— Start Given data —
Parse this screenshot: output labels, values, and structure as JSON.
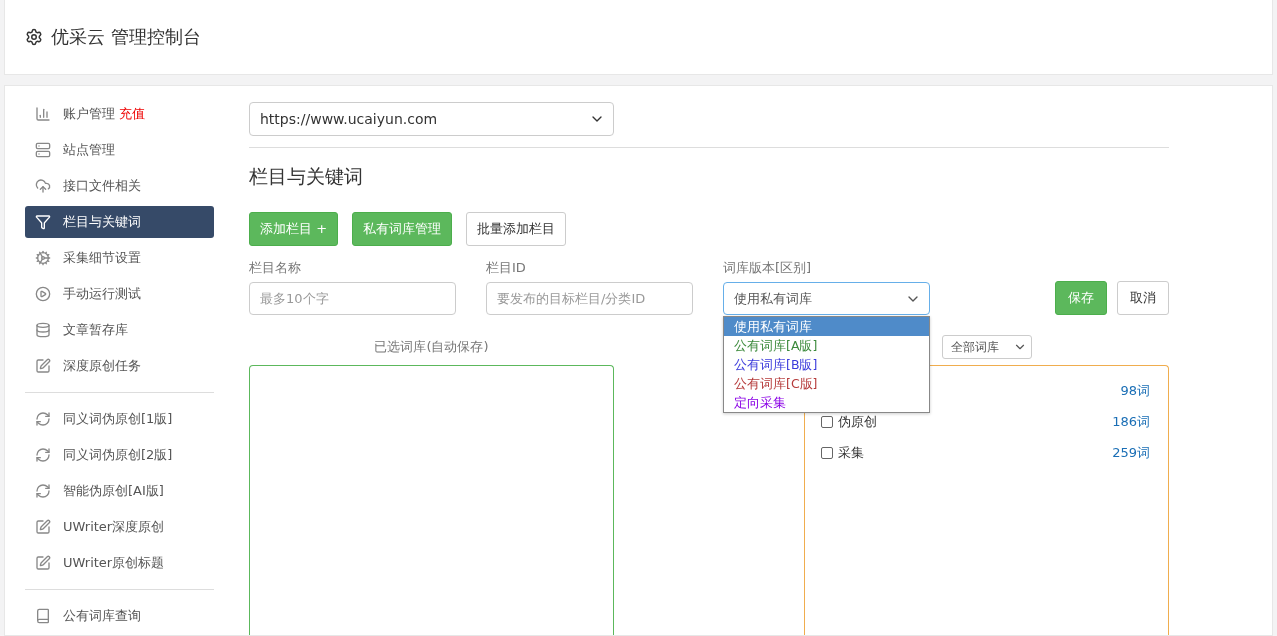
{
  "header": {
    "title": "优采云 管理控制台"
  },
  "sidebar": {
    "groups": [
      {
        "items": [
          {
            "label": "账户管理",
            "badge": "充值",
            "selected": false
          },
          {
            "label": "站点管理",
            "selected": false
          },
          {
            "label": "接口文件相关",
            "selected": false
          },
          {
            "label": "栏目与关键词",
            "selected": true
          },
          {
            "label": "采集细节设置",
            "selected": false
          },
          {
            "label": "手动运行测试",
            "selected": false
          },
          {
            "label": "文章暂存库",
            "selected": false
          },
          {
            "label": "深度原创任务",
            "selected": false
          }
        ]
      },
      {
        "items": [
          {
            "label": "同义词伪原创[1版]",
            "selected": false
          },
          {
            "label": "同义词伪原创[2版]",
            "selected": false
          },
          {
            "label": "智能伪原创[AI版]",
            "selected": false
          },
          {
            "label": "UWriter深度原创",
            "selected": false
          },
          {
            "label": "UWriter原创标题",
            "selected": false
          }
        ]
      },
      {
        "items": [
          {
            "label": "公有词库查询",
            "selected": false
          }
        ]
      }
    ]
  },
  "site_select": {
    "value": "https://www.ucaiyun.com"
  },
  "heading": "栏目与关键词",
  "buttons": [
    {
      "label": "添加栏目 +",
      "kind": "primary"
    },
    {
      "label": "私有词库管理",
      "kind": "primary"
    },
    {
      "label": "批量添加栏目",
      "kind": "default"
    }
  ],
  "form": {
    "fields": [
      {
        "label": "栏目名称",
        "placeholder": "最多10个字"
      },
      {
        "label": "栏目ID",
        "placeholder": "要发布的目标栏目/分类ID"
      }
    ],
    "version_label": "词库版本[区别]",
    "version_select": {
      "value": "使用私有词库",
      "expanded": true,
      "options": [
        {
          "label": "使用私有词库",
          "selected": true
        },
        {
          "label": "公有词库[A版]",
          "selected": false,
          "color": "#3c8a3c"
        },
        {
          "label": "公有词库[B版]",
          "selected": false,
          "color": "#3b3bdb"
        },
        {
          "label": "公有词库[C版]",
          "selected": false,
          "color": "#b53a3a"
        },
        {
          "label": "定向采集",
          "selected": false,
          "color": "#8a00e6"
        }
      ]
    },
    "save": "保存",
    "cancel": "取消"
  },
  "selected_panel": {
    "title": "已选词库(自动保存)"
  },
  "library_panel": {
    "filter": "全部词库",
    "rows": [
      {
        "count": "98词"
      },
      {
        "label": "伪原创",
        "count": "186词",
        "checked": false
      },
      {
        "label": "采集",
        "count": "259词",
        "checked": false
      }
    ]
  }
}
— End Given data —
→ **Your goal**
Only the number is wanted: how many lines of the material contain the word "placeholder"?

→ **Response to this exercise**
2